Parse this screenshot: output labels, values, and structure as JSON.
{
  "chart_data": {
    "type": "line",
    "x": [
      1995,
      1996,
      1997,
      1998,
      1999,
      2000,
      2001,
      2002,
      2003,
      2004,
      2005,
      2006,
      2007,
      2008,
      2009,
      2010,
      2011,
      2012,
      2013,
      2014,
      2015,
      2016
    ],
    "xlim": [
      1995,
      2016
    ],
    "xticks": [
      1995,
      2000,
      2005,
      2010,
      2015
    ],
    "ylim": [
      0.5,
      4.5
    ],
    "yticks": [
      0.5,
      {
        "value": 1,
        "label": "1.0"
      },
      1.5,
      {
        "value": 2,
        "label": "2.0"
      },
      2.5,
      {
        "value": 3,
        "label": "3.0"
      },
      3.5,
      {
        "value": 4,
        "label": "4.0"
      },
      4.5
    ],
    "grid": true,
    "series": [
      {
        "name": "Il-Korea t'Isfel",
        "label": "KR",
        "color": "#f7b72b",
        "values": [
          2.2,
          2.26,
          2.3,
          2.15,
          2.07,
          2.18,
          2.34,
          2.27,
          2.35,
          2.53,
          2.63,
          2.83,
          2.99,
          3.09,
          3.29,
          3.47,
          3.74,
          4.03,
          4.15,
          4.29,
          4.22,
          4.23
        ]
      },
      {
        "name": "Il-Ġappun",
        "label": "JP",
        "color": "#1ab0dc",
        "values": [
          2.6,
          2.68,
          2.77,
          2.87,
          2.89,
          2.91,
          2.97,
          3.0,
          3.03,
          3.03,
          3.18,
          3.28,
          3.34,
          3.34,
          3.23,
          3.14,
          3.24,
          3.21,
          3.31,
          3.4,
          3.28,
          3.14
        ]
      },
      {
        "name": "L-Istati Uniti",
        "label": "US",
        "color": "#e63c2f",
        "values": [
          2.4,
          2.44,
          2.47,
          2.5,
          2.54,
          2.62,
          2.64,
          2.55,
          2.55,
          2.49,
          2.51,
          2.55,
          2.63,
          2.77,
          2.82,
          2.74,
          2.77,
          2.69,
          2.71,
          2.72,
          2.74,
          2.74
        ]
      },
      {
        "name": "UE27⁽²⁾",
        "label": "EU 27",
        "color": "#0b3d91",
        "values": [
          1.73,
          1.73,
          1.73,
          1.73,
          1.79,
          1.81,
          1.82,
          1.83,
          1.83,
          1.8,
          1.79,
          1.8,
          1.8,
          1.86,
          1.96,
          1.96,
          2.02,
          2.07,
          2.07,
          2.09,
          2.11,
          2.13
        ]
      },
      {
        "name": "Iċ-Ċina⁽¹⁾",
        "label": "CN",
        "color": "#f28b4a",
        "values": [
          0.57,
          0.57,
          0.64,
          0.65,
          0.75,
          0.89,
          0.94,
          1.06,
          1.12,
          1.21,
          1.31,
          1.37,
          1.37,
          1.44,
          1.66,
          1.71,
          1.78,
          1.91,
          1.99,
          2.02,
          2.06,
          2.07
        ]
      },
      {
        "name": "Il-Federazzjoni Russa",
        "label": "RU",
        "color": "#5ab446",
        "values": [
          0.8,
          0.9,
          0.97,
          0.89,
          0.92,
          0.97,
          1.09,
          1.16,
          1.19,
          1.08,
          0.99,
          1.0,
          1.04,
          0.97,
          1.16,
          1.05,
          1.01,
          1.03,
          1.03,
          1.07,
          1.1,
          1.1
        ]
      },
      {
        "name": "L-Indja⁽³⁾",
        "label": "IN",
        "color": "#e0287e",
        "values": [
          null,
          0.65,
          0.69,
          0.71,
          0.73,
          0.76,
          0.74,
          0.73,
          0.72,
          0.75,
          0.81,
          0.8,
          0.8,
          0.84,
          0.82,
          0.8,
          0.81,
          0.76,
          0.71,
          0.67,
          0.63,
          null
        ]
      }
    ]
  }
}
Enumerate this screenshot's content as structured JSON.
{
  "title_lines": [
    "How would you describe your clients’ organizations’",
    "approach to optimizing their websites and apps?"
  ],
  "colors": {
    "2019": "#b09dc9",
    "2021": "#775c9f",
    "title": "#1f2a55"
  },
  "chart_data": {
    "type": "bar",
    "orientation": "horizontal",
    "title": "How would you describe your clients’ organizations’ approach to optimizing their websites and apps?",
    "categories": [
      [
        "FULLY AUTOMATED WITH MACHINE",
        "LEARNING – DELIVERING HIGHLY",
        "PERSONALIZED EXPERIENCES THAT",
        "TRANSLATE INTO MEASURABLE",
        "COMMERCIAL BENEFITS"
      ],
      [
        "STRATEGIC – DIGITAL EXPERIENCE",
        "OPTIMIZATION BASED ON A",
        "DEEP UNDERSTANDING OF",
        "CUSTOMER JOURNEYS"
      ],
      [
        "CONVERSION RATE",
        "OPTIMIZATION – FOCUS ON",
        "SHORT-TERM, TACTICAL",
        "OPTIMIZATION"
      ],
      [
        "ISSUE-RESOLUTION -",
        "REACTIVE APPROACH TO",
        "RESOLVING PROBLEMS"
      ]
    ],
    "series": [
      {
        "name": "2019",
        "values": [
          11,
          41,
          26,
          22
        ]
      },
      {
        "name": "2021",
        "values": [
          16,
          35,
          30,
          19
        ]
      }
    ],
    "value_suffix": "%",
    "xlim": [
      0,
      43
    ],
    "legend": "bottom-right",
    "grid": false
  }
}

########################################

*REQUEST*: Filter the listing above by the word "websites"; copy each line that passes.

*TASK SOLUTION*:
    "approach to optimizing their websites and apps?"
    "title": "How would you describe your clients’ organizations’ approach to optimizing their websites and apps?",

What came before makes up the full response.